[Short exercise]: Within the listing below, locate all lines containing the word "листѣ". Copy each one.

[Source material]:
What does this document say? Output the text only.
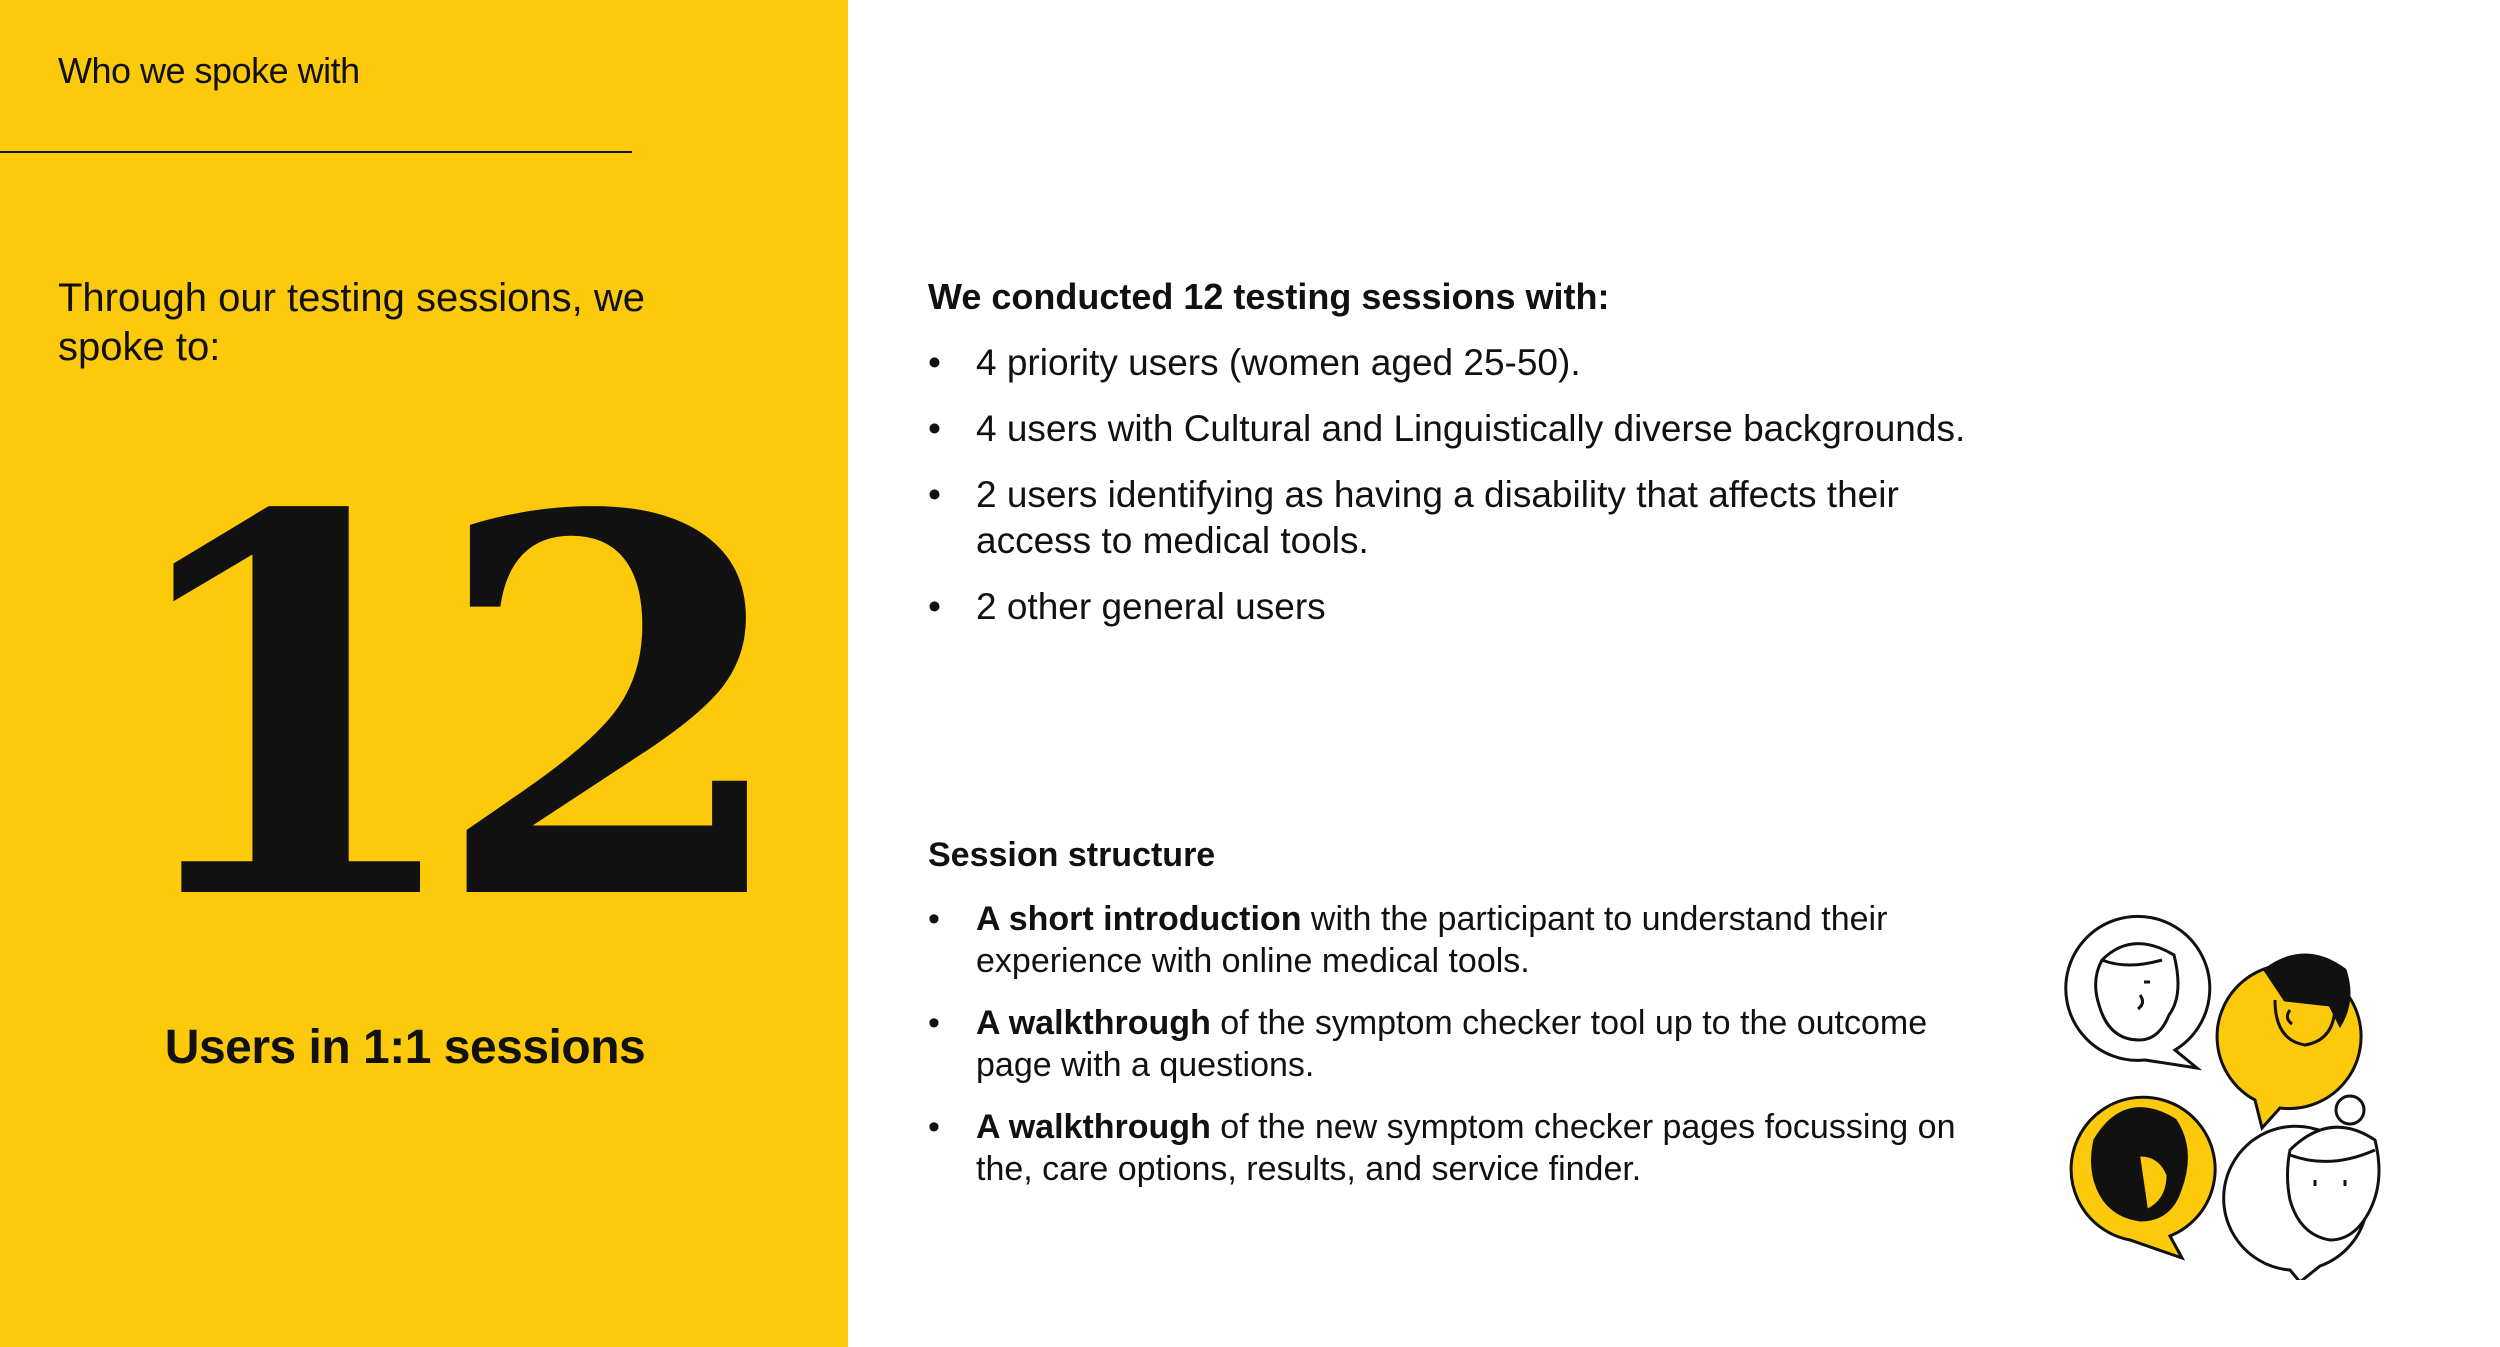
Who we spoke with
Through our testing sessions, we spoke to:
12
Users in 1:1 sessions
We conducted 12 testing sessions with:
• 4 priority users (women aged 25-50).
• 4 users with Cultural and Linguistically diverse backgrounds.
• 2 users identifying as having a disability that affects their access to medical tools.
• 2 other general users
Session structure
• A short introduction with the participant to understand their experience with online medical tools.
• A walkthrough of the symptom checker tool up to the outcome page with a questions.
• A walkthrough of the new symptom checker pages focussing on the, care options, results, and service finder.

==

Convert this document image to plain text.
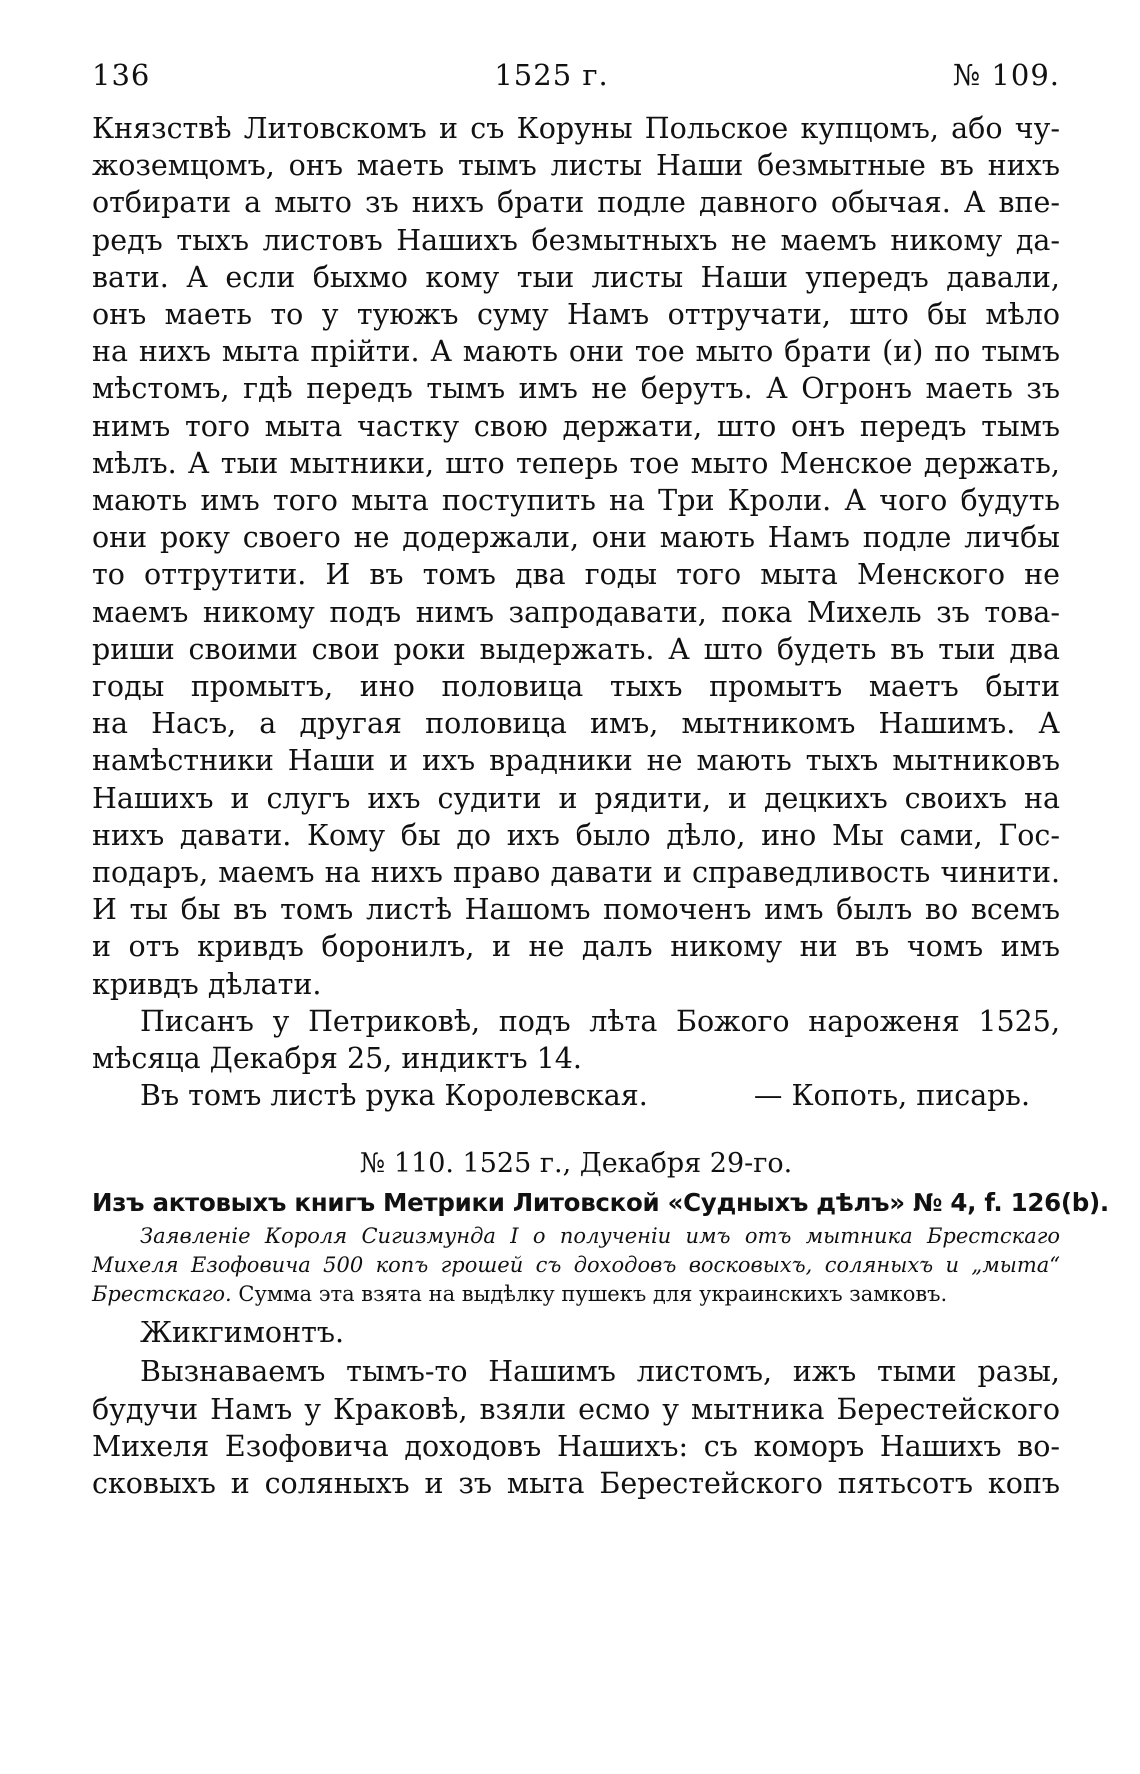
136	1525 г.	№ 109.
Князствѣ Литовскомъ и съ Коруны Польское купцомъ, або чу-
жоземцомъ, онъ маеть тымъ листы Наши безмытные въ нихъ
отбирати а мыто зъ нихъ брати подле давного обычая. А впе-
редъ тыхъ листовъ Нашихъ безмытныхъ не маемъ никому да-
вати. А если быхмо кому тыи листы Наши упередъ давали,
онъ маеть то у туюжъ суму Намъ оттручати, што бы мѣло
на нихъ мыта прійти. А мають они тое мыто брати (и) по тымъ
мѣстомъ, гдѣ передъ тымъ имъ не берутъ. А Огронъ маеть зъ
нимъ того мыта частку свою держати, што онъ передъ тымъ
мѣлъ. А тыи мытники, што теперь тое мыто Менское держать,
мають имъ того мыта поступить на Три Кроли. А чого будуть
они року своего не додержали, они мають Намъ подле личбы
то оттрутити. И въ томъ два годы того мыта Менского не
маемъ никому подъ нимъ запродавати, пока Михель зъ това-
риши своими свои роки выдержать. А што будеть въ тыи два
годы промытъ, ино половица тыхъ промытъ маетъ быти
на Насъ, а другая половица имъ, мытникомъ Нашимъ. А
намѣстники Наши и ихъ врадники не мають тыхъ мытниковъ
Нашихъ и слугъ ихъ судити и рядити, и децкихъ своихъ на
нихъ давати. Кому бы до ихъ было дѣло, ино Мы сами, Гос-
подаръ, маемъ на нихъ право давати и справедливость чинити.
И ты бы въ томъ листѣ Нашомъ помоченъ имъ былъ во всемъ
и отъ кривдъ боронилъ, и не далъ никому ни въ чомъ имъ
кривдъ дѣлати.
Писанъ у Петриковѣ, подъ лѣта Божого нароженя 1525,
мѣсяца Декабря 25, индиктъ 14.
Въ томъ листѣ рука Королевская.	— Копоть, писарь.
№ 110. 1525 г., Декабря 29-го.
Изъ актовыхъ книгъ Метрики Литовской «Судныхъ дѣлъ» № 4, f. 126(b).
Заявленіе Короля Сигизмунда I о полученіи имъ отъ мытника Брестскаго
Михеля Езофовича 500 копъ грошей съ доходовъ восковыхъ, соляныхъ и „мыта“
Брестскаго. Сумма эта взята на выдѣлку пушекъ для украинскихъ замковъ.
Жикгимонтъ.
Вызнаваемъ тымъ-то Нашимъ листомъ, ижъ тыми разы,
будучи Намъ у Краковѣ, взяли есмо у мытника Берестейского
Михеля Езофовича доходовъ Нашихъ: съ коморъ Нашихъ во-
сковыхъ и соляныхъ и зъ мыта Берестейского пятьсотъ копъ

* * *

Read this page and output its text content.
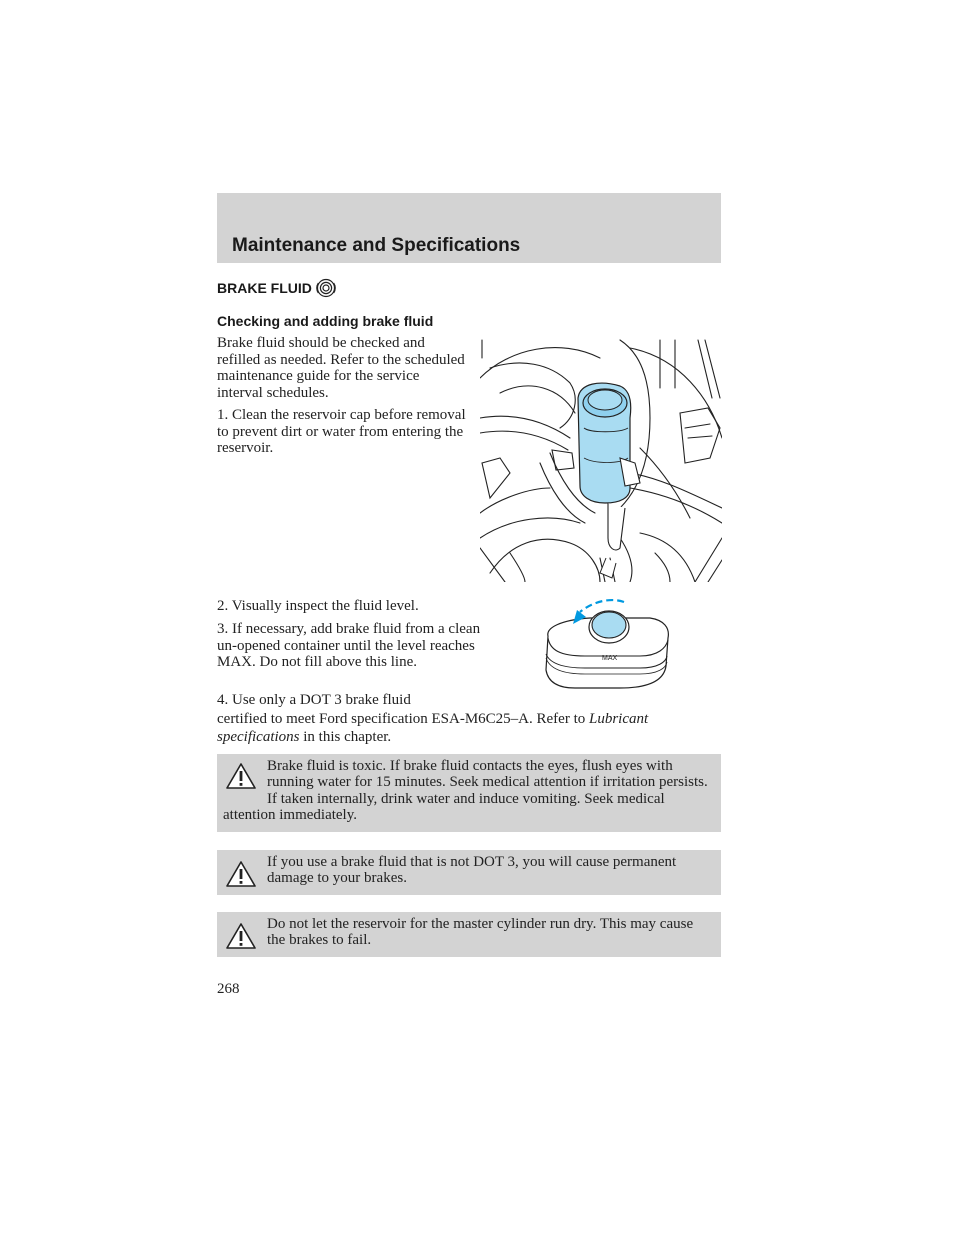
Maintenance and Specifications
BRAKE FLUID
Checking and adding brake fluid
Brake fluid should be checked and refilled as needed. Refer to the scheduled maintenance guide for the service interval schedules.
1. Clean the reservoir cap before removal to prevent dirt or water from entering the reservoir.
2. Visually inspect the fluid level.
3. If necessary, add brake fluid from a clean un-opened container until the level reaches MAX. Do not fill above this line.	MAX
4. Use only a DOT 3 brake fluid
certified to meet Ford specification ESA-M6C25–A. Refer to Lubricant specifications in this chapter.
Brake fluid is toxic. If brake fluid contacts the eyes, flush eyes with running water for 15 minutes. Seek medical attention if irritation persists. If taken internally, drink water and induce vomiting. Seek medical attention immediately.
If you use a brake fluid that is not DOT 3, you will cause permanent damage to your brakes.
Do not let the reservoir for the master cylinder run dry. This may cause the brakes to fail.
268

[Solution to this problem]:
И ты бы въ томъ листѣ Нашомъ помоченъ имъ былъ во всемъ
Въ томъ листѣ рука Королевская.	— Копоть, писарь.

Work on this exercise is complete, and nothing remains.